**Work to be completed**
Extract, exactly as written, all lines of the material below from the line that includes "Decode this image" through its last line.

>> BEGIN Recorded data

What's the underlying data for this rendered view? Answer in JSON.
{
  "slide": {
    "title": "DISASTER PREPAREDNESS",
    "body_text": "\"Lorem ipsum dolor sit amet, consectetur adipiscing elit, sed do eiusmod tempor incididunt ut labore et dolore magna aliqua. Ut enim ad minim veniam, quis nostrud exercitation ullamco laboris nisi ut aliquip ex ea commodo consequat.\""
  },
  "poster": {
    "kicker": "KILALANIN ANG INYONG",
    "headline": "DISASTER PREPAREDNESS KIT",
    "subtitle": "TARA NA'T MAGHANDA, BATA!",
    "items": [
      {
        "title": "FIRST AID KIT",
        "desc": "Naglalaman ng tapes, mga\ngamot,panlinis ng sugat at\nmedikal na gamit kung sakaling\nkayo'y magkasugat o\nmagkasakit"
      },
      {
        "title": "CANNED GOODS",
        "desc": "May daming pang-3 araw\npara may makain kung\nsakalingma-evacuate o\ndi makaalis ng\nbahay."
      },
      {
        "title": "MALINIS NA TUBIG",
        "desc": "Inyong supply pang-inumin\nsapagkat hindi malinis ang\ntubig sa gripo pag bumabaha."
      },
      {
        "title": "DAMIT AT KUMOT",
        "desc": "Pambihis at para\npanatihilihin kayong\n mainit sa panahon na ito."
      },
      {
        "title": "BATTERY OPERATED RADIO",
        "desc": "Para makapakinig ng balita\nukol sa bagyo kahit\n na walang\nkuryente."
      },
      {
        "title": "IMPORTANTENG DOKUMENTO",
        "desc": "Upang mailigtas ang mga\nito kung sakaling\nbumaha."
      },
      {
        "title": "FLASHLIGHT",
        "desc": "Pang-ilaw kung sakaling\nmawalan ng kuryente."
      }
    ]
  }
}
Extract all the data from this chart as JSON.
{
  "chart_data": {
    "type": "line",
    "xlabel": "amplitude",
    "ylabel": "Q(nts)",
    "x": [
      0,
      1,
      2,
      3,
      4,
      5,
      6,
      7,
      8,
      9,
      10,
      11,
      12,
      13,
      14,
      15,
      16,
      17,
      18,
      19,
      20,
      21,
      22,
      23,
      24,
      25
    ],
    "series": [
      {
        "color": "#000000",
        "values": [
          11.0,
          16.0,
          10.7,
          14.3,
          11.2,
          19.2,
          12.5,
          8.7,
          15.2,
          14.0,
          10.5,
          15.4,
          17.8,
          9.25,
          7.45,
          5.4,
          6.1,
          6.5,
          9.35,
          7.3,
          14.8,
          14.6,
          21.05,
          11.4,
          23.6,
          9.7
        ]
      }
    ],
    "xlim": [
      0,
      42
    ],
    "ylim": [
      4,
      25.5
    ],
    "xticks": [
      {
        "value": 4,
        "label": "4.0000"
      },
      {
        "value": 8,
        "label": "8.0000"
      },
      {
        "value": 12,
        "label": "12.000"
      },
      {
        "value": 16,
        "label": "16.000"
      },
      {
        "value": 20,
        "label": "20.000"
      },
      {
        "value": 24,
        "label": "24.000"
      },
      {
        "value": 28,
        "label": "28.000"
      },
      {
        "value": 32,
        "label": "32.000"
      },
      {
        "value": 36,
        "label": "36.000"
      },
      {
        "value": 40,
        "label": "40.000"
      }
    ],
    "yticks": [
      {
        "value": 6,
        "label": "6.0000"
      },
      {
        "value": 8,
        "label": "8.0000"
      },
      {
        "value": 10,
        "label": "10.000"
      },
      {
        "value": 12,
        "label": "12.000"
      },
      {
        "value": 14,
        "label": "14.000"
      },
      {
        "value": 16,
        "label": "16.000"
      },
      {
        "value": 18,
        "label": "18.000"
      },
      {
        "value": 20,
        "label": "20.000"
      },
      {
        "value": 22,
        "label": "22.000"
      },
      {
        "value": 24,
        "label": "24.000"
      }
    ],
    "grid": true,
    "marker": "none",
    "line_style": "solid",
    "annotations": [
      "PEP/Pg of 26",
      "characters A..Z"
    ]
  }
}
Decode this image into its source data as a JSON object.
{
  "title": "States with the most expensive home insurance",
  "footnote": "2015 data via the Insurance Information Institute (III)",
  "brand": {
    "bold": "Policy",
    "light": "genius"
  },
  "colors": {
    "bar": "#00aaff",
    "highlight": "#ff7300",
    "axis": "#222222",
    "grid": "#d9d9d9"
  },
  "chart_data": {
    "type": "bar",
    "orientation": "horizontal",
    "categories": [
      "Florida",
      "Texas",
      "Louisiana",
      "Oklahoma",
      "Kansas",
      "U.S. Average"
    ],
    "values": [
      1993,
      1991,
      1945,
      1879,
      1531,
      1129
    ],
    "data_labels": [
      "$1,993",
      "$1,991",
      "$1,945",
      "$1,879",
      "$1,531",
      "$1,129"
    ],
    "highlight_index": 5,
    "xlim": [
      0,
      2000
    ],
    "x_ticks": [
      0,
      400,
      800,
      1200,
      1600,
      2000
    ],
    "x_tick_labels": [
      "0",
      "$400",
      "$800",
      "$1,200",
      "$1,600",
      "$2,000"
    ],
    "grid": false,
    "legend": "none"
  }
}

>> END Recorded data

**Correct result**
Decode this image into its source data as a JSON object.
{
  "title": "States with the most expensive home insurance",
  "footnote": "2015 data via the Insurance Information Institute (III)",
  "brand": {
    "bold": "Policy",
    "light": "genius"
  },
  "colors": {
    "bar": "#00aaff",
    "highlight": "#ff7300",
    "axis": "#222222",
    "grid": "#d9d9d9"
  },
  "chart_data": {
    "type": "bar",
    "orientation": "horizontal",
    "categories": [
      "Florida",
      "Texas",
      "Louisiana",
      "Oklahoma",
      "Kansas",
      "U.S. Average"
    ],
    "values": [
      1993,
      1991,
      1945,
      1879,
      1531,
      1129
    ],
    "data_labels": [
      "$1,993",
      "$1,991",
      "$1,945",
      "$1,879",
      "$1,531",
      "$1,129"
    ],
    "highlight_index": 5,
    "xlim": [
      0,
      2000
    ],
    "x_ticks": [
      0,
      400,
      800,
      1200,
      1600,
      2000
    ],
    "x_tick_labels": [
      "0",
      "$400",
      "$800",
      "$1,200",
      "$1,600",
      "$2,000"
    ],
    "grid": false,
    "legend": "none"
  }
}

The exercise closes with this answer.